> Description of the task
Repeat exactly the lines from the line containing "Transcribe this image's" through the last line of the records below, inclusive, and nothing else.
****************************************
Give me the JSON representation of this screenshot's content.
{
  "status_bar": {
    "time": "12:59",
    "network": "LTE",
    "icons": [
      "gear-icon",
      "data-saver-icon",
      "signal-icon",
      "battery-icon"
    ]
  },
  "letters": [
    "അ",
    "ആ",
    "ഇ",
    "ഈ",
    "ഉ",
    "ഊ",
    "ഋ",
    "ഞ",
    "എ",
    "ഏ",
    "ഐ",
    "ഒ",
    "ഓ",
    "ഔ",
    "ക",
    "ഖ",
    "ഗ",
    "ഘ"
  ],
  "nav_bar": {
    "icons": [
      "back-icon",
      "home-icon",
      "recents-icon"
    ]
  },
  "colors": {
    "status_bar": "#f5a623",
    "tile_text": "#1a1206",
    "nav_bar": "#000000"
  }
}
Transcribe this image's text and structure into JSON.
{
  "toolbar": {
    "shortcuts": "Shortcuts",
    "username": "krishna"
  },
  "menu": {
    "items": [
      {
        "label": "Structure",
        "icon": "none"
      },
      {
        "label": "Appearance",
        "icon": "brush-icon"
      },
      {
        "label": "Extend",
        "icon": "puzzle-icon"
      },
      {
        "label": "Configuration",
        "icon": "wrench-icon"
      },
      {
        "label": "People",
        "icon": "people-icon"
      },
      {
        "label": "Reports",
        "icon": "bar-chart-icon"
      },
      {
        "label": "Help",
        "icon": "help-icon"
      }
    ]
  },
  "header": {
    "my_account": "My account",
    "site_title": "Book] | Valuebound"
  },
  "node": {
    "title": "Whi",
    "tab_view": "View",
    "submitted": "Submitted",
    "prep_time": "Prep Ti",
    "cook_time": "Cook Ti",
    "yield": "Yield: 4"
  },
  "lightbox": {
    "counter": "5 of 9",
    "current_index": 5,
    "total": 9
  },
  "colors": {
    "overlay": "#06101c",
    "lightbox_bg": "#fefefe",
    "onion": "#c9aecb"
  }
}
****************************************
> Correct result
Transcribe this image's text and structure into JSON.
{
  "toolbar": {
    "shortcuts": "Shortcuts",
    "username": "krishna"
  },
  "menu": {
    "items": [
      {
        "label": "Structure",
        "icon": "none"
      },
      {
        "label": "Appearance",
        "icon": "brush-icon"
      },
      {
        "label": "Extend",
        "icon": "puzzle-icon"
      },
      {
        "label": "Configuration",
        "icon": "wrench-icon"
      },
      {
        "label": "People",
        "icon": "people-icon"
      },
      {
        "label": "Reports",
        "icon": "bar-chart-icon"
      },
      {
        "label": "Help",
        "icon": "help-icon"
      }
    ]
  },
  "header": {
    "my_account": "My account",
    "site_title": "Book] | Valuebound"
  },
  "node": {
    "title": "Whi",
    "tab_view": "View",
    "submitted": "Submitted",
    "prep_time": "Prep Ti",
    "cook_time": "Cook Ti",
    "yield": "Yield: 4"
  },
  "lightbox": {
    "counter": "5 of 9",
    "current_index": 5,
    "total": 9
  },
  "colors": {
    "overlay": "#06101c",
    "lightbox_bg": "#fefefe",
    "onion": "#c9aecb"
  }
}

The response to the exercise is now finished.